EXERCISE INSTRUCTIONS:
Check the listing below line by line and report how many lines hold "annuelles", with no other words.

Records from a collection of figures
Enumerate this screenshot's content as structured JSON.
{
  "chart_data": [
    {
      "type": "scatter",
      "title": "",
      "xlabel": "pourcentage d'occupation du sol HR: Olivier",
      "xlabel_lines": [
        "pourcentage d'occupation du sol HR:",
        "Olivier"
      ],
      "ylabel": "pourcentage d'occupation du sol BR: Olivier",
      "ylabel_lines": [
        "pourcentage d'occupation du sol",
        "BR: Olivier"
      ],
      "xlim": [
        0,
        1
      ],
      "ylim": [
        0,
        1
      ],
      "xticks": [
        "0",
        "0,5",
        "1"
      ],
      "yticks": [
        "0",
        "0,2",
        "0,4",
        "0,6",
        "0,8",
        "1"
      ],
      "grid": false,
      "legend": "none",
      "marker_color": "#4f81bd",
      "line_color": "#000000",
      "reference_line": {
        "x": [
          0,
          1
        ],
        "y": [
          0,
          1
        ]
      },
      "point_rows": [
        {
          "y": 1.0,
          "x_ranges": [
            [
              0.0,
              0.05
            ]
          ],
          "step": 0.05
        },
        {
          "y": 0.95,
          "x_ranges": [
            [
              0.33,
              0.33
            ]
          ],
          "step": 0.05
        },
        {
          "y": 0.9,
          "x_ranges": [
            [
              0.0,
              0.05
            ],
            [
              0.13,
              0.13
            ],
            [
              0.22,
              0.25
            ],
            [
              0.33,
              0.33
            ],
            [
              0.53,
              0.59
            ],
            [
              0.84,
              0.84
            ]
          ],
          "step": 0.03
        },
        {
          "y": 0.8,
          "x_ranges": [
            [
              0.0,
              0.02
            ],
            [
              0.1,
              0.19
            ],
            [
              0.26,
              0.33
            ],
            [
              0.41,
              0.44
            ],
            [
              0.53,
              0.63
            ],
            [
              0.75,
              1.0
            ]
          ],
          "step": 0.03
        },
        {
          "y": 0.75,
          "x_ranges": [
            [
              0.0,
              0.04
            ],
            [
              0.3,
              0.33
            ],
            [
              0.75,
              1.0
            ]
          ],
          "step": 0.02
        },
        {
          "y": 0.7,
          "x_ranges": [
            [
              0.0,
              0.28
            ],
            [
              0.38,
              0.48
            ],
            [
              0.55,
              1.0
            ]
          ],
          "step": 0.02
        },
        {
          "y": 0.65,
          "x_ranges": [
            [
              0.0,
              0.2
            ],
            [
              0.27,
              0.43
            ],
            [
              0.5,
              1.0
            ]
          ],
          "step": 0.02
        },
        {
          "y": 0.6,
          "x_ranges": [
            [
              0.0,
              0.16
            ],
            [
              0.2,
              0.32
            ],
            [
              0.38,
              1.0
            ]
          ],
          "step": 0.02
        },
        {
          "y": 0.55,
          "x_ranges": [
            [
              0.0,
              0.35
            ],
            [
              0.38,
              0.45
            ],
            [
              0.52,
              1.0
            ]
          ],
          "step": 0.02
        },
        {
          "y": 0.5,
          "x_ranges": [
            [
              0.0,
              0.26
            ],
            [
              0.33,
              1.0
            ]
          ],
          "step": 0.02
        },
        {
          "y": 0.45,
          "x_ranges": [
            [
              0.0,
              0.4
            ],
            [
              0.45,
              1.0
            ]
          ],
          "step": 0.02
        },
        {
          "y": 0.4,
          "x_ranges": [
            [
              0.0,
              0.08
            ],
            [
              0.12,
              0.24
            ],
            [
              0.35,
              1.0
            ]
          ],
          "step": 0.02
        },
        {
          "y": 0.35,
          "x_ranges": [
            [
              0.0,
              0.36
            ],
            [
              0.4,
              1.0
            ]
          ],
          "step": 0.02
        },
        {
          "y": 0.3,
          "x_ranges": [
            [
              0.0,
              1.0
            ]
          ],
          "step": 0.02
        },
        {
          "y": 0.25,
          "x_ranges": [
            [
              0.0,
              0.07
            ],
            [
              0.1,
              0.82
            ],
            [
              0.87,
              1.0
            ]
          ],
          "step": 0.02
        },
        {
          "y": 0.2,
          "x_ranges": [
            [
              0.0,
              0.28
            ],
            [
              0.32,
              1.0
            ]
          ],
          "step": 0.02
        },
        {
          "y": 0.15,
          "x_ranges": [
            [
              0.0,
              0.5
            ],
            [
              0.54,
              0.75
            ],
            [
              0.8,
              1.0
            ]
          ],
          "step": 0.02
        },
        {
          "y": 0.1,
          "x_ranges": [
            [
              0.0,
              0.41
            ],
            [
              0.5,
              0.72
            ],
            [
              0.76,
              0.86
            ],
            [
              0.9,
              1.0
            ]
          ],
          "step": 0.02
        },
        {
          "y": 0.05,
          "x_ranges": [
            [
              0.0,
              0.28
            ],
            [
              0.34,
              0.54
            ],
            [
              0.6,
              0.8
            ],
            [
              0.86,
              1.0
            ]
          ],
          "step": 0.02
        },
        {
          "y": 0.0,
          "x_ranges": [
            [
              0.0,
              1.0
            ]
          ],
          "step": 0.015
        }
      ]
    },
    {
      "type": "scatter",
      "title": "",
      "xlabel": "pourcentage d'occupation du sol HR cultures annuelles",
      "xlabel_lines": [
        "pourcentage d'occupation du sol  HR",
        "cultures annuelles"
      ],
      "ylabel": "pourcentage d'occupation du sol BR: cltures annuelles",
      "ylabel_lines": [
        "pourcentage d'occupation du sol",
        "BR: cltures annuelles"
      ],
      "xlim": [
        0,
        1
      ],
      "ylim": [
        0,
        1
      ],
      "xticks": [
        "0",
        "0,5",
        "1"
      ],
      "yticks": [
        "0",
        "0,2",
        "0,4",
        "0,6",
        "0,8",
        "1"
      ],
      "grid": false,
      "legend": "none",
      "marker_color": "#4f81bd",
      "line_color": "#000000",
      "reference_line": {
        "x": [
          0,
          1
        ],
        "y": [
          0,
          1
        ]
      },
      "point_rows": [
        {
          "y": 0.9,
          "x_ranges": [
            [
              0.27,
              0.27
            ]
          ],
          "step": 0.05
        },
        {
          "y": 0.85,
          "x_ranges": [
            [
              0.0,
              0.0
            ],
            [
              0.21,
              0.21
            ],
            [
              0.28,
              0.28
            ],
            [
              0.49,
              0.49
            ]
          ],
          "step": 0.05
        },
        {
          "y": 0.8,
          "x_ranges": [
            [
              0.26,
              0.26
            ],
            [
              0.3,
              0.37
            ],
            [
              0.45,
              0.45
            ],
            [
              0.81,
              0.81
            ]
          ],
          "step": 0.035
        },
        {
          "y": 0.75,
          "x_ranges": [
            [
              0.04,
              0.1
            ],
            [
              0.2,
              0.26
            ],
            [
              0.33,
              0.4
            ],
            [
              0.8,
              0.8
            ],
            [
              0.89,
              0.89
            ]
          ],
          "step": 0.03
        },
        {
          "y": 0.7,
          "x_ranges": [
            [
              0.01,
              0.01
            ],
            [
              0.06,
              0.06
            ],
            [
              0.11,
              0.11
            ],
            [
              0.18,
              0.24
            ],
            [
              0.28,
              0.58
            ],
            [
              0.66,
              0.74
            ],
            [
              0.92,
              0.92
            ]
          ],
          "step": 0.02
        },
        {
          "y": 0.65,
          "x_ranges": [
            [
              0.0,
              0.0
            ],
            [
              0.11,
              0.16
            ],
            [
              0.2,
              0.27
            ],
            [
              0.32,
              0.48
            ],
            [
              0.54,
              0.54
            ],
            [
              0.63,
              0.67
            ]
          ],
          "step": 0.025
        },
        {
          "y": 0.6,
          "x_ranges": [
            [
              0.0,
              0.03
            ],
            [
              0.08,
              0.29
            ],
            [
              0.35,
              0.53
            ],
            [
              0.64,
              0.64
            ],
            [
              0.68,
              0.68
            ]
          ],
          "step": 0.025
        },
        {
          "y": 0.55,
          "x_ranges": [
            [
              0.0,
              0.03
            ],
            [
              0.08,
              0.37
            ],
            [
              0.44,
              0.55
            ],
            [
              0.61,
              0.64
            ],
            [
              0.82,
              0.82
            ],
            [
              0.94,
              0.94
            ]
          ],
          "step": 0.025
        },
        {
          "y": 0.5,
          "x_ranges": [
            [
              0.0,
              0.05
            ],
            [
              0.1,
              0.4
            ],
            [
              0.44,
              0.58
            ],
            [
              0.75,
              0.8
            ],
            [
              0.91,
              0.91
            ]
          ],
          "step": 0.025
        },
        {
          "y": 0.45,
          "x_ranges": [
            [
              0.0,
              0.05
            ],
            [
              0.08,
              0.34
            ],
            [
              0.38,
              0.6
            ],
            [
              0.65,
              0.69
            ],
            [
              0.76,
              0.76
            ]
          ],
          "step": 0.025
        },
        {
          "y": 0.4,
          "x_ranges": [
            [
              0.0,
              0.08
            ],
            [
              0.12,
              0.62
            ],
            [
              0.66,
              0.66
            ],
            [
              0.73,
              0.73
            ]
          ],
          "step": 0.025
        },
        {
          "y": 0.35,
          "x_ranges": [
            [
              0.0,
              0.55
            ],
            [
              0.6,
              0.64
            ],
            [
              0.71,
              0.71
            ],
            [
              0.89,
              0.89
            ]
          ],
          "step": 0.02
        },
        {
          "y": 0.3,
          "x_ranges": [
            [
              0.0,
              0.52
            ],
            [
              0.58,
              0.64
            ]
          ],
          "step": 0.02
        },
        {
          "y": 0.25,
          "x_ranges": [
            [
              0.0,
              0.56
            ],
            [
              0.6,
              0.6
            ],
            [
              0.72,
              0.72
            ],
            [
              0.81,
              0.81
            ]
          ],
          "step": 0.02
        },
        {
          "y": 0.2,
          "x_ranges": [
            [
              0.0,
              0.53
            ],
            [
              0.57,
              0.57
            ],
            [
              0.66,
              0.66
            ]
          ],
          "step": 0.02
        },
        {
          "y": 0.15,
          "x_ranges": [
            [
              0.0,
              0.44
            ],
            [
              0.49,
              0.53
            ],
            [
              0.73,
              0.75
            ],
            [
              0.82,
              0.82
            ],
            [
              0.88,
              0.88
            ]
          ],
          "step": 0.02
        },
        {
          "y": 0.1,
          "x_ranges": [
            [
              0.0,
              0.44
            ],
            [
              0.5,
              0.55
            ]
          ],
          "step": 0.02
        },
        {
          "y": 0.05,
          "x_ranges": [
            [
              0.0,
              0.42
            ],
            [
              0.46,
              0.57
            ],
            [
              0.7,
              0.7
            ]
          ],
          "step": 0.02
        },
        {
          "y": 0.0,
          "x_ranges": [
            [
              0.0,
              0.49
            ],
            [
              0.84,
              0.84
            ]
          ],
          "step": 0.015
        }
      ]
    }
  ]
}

EXERCISE RESULT:
4